Extract all of the entries and set them down verbatim.
start Data for the task
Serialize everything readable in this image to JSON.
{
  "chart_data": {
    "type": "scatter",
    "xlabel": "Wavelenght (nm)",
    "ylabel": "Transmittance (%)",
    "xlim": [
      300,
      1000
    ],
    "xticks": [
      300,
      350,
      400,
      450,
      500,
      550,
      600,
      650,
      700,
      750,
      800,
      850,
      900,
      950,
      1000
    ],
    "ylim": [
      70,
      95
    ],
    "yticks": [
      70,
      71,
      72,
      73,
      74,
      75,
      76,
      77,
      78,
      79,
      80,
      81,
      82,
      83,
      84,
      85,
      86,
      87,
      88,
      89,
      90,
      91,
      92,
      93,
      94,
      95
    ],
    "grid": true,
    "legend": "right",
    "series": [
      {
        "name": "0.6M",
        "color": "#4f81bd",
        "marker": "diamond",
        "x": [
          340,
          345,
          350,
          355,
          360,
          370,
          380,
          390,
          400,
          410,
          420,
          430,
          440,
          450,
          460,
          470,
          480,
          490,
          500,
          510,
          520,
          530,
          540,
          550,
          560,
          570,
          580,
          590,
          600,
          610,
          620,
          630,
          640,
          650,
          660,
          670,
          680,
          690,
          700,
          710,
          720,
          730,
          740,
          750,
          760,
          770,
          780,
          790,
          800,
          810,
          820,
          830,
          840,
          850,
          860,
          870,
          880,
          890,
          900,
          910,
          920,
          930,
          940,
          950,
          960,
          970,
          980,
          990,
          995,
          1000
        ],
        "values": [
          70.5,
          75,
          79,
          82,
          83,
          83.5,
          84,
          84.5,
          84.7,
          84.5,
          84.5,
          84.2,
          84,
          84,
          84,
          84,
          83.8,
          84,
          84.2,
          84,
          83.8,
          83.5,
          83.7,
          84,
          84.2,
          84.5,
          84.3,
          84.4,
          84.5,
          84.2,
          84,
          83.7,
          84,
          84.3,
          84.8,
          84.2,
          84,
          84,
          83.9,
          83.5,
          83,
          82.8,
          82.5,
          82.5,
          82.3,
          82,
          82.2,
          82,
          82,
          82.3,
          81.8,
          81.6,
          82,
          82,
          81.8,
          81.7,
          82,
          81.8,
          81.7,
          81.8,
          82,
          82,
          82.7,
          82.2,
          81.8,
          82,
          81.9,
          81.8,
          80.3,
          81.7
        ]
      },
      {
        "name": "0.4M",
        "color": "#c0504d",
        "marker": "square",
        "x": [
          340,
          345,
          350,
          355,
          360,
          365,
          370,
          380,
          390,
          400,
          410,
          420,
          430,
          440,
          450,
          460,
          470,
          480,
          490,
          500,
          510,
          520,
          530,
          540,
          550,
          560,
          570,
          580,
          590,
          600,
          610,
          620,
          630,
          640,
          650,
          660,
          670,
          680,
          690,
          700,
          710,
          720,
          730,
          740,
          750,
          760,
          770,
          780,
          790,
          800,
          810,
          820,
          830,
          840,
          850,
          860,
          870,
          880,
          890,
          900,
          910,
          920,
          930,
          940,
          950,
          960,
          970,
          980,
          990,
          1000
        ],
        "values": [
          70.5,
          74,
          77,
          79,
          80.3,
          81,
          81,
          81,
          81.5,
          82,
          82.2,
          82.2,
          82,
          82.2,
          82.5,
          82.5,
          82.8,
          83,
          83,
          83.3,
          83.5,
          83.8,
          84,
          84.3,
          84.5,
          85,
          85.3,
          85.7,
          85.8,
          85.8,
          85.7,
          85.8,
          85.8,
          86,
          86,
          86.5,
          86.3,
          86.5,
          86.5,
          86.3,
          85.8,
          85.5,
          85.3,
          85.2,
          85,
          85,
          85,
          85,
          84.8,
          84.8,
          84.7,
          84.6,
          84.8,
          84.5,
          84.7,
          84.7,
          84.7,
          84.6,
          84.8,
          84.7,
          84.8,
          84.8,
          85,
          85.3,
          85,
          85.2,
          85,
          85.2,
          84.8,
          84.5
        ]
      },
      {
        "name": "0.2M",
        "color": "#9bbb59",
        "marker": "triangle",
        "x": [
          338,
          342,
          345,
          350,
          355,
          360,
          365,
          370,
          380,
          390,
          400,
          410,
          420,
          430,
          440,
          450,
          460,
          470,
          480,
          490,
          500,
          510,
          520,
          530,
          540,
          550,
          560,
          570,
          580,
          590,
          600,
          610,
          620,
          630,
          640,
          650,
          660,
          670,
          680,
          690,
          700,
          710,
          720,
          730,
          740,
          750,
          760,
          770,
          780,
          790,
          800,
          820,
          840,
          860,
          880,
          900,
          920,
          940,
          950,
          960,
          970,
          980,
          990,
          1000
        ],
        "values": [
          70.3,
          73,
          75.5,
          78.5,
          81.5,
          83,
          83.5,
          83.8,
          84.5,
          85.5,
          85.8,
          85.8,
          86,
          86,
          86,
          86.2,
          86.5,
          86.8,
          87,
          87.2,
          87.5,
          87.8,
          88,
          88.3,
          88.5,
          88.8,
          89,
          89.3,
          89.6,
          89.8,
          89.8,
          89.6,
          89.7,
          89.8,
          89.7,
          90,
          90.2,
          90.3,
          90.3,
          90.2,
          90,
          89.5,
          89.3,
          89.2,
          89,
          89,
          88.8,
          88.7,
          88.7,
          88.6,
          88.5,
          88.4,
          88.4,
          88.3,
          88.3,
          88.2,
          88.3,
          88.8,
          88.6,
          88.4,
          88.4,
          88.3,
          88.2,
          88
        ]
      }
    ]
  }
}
end Data for the task
▸ Exercise response
Serialize everything readable in this image to JSON.
{
  "chart_data": {
    "type": "scatter",
    "xlabel": "Wavelenght (nm)",
    "ylabel": "Transmittance (%)",
    "xlim": [
      300,
      1000
    ],
    "xticks": [
      300,
      350,
      400,
      450,
      500,
      550,
      600,
      650,
      700,
      750,
      800,
      850,
      900,
      950,
      1000
    ],
    "ylim": [
      70,
      95
    ],
    "yticks": [
      70,
      71,
      72,
      73,
      74,
      75,
      76,
      77,
      78,
      79,
      80,
      81,
      82,
      83,
      84,
      85,
      86,
      87,
      88,
      89,
      90,
      91,
      92,
      93,
      94,
      95
    ],
    "grid": true,
    "legend": "right",
    "series": [
      {
        "name": "0.6M",
        "color": "#4f81bd",
        "marker": "diamond",
        "x": [
          340,
          345,
          350,
          355,
          360,
          370,
          380,
          390,
          400,
          410,
          420,
          430,
          440,
          450,
          460,
          470,
          480,
          490,
          500,
          510,
          520,
          530,
          540,
          550,
          560,
          570,
          580,
          590,
          600,
          610,
          620,
          630,
          640,
          650,
          660,
          670,
          680,
          690,
          700,
          710,
          720,
          730,
          740,
          750,
          760,
          770,
          780,
          790,
          800,
          810,
          820,
          830,
          840,
          850,
          860,
          870,
          880,
          890,
          900,
          910,
          920,
          930,
          940,
          950,
          960,
          970,
          980,
          990,
          995,
          1000
        ],
        "values": [
          70.5,
          75,
          79,
          82,
          83,
          83.5,
          84,
          84.5,
          84.7,
          84.5,
          84.5,
          84.2,
          84,
          84,
          84,
          84,
          83.8,
          84,
          84.2,
          84,
          83.8,
          83.5,
          83.7,
          84,
          84.2,
          84.5,
          84.3,
          84.4,
          84.5,
          84.2,
          84,
          83.7,
          84,
          84.3,
          84.8,
          84.2,
          84,
          84,
          83.9,
          83.5,
          83,
          82.8,
          82.5,
          82.5,
          82.3,
          82,
          82.2,
          82,
          82,
          82.3,
          81.8,
          81.6,
          82,
          82,
          81.8,
          81.7,
          82,
          81.8,
          81.7,
          81.8,
          82,
          82,
          82.7,
          82.2,
          81.8,
          82,
          81.9,
          81.8,
          80.3,
          81.7
        ]
      },
      {
        "name": "0.4M",
        "color": "#c0504d",
        "marker": "square",
        "x": [
          340,
          345,
          350,
          355,
          360,
          365,
          370,
          380,
          390,
          400,
          410,
          420,
          430,
          440,
          450,
          460,
          470,
          480,
          490,
          500,
          510,
          520,
          530,
          540,
          550,
          560,
          570,
          580,
          590,
          600,
          610,
          620,
          630,
          640,
          650,
          660,
          670,
          680,
          690,
          700,
          710,
          720,
          730,
          740,
          750,
          760,
          770,
          780,
          790,
          800,
          810,
          820,
          830,
          840,
          850,
          860,
          870,
          880,
          890,
          900,
          910,
          920,
          930,
          940,
          950,
          960,
          970,
          980,
          990,
          1000
        ],
        "values": [
          70.5,
          74,
          77,
          79,
          80.3,
          81,
          81,
          81,
          81.5,
          82,
          82.2,
          82.2,
          82,
          82.2,
          82.5,
          82.5,
          82.8,
          83,
          83,
          83.3,
          83.5,
          83.8,
          84,
          84.3,
          84.5,
          85,
          85.3,
          85.7,
          85.8,
          85.8,
          85.7,
          85.8,
          85.8,
          86,
          86,
          86.5,
          86.3,
          86.5,
          86.5,
          86.3,
          85.8,
          85.5,
          85.3,
          85.2,
          85,
          85,
          85,
          85,
          84.8,
          84.8,
          84.7,
          84.6,
          84.8,
          84.5,
          84.7,
          84.7,
          84.7,
          84.6,
          84.8,
          84.7,
          84.8,
          84.8,
          85,
          85.3,
          85,
          85.2,
          85,
          85.2,
          84.8,
          84.5
        ]
      },
      {
        "name": "0.2M",
        "color": "#9bbb59",
        "marker": "triangle",
        "x": [
          338,
          342,
          345,
          350,
          355,
          360,
          365,
          370,
          380,
          390,
          400,
          410,
          420,
          430,
          440,
          450,
          460,
          470,
          480,
          490,
          500,
          510,
          520,
          530,
          540,
          550,
          560,
          570,
          580,
          590,
          600,
          610,
          620,
          630,
          640,
          650,
          660,
          670,
          680,
          690,
          700,
          710,
          720,
          730,
          740,
          750,
          760,
          770,
          780,
          790,
          800,
          820,
          840,
          860,
          880,
          900,
          920,
          940,
          950,
          960,
          970,
          980,
          990,
          1000
        ],
        "values": [
          70.3,
          73,
          75.5,
          78.5,
          81.5,
          83,
          83.5,
          83.8,
          84.5,
          85.5,
          85.8,
          85.8,
          86,
          86,
          86,
          86.2,
          86.5,
          86.8,
          87,
          87.2,
          87.5,
          87.8,
          88,
          88.3,
          88.5,
          88.8,
          89,
          89.3,
          89.6,
          89.8,
          89.8,
          89.6,
          89.7,
          89.8,
          89.7,
          90,
          90.2,
          90.3,
          90.3,
          90.2,
          90,
          89.5,
          89.3,
          89.2,
          89,
          89,
          88.8,
          88.7,
          88.7,
          88.6,
          88.5,
          88.4,
          88.4,
          88.3,
          88.3,
          88.2,
          88.3,
          88.8,
          88.6,
          88.4,
          88.4,
          88.3,
          88.2,
          88
        ]
      }
    ]
  }
}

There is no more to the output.